◆ Source text:
▽
With plough and spade, and hoe and loom, Trace your grave, and build your tomb, And weave your winding sheet, till fair England be your sepulchre!"

By far the finest composition brought out by this occasion was the "Masque of Anarchy," a magnificent poem of ninety-one verses. "Anarchy" he describes as riding "on a white horse,"[E] in alliance with theology and statecraft, and whose admirers were "lawyers and priests."

[Footnote E: This doubtless alludes to the House of Hanover, the principal charge on whose armorial bearings is a white horse.]

After a series of powerful delineations, he describes slavery and freedom, justice, wisdom, peace and love, in exquisite terms. Then he turns to their lamps—science, poetry, and thought, which make secure "the lot of the dwellers in the cot."
△
◆ Given request a: Print the records from their first line through the line containing "data-point (213, 217, 215, 218)", reproducing every line without changes.

Box coordinate listings:
▽
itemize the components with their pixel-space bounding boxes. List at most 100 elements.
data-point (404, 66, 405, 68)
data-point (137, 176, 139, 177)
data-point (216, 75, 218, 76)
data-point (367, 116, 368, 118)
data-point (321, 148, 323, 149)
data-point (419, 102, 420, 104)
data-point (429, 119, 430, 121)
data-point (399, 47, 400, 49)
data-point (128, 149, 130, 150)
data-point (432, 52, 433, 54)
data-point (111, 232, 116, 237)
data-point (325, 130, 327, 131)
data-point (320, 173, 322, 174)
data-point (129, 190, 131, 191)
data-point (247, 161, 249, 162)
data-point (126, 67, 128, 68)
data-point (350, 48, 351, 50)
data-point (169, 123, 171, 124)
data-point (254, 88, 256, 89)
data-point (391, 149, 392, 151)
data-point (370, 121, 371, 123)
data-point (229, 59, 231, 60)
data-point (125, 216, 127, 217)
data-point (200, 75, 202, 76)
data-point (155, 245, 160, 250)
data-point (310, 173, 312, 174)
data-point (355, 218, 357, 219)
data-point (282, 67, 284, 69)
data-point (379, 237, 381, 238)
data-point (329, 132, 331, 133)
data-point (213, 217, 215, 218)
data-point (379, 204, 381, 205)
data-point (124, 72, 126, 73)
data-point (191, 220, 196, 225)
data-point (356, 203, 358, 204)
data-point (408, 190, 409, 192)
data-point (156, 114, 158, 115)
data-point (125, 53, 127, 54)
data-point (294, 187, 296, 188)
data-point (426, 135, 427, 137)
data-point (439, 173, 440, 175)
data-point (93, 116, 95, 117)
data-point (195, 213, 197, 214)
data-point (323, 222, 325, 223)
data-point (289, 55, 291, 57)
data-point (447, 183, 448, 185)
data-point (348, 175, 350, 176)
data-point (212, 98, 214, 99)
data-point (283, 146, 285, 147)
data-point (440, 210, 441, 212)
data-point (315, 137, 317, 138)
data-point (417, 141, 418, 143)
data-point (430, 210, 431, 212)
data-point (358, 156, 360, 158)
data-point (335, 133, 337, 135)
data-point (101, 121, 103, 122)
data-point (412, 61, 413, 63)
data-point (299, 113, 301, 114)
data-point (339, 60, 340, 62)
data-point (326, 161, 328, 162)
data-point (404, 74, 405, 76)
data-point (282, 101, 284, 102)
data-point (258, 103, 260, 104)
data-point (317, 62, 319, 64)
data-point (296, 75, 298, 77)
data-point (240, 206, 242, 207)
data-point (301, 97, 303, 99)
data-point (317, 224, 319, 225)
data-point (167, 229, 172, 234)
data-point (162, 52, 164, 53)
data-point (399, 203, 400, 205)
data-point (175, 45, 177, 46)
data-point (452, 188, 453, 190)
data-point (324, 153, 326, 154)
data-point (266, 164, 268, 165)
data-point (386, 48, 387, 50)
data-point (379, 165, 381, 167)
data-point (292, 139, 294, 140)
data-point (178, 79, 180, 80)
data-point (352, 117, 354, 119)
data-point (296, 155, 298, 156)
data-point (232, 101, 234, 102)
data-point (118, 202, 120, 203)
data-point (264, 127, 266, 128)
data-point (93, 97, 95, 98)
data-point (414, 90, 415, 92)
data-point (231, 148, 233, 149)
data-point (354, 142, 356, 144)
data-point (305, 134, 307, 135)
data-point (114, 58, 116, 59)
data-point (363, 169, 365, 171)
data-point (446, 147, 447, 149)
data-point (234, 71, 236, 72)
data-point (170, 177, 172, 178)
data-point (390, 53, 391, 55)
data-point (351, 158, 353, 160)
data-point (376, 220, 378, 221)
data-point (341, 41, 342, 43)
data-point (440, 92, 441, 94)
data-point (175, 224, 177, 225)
△
◆ Given request b:
Decide whether each statement agrees with the passage on the "Masque of Anarchy." Answer yes or no, and quote the words of the passage that decide it.
(i) The "Masque of Anarchy" has ninety-one verses.
(ii) The admirers of Anarchy are said to be soldiers and merchants.
(iii) The footnote connects the white horse with the House of Hanover.

◆ Task result a:
itemize the components with their pixel-space bounding boxes. List at most 100 elements.
data-point (404, 66, 405, 68)
data-point (137, 176, 139, 177)
data-point (216, 75, 218, 76)
data-point (367, 116, 368, 118)
data-point (321, 148, 323, 149)
data-point (419, 102, 420, 104)
data-point (429, 119, 430, 121)
data-point (399, 47, 400, 49)
data-point (128, 149, 130, 150)
data-point (432, 52, 433, 54)
data-point (111, 232, 116, 237)
data-point (325, 130, 327, 131)
data-point (320, 173, 322, 174)
data-point (129, 190, 131, 191)
data-point (247, 161, 249, 162)
data-point (126, 67, 128, 68)
data-point (350, 48, 351, 50)
data-point (169, 123, 171, 124)
data-point (254, 88, 256, 89)
data-point (391, 149, 392, 151)
data-point (370, 121, 371, 123)
data-point (229, 59, 231, 60)
data-point (125, 216, 127, 217)
data-point (200, 75, 202, 76)
data-point (155, 245, 160, 250)
data-point (310, 173, 312, 174)
data-point (355, 218, 357, 219)
data-point (282, 67, 284, 69)
data-point (379, 237, 381, 238)
data-point (329, 132, 331, 133)
data-point (213, 217, 215, 218)

◆ Task result b:
(i) Yes: "a magnificent poem of ninety-one verses."
(ii) No: "whose admirers were "lawyers and priests.""
(iii) Yes: "This doubtless alludes to the House of Hanover."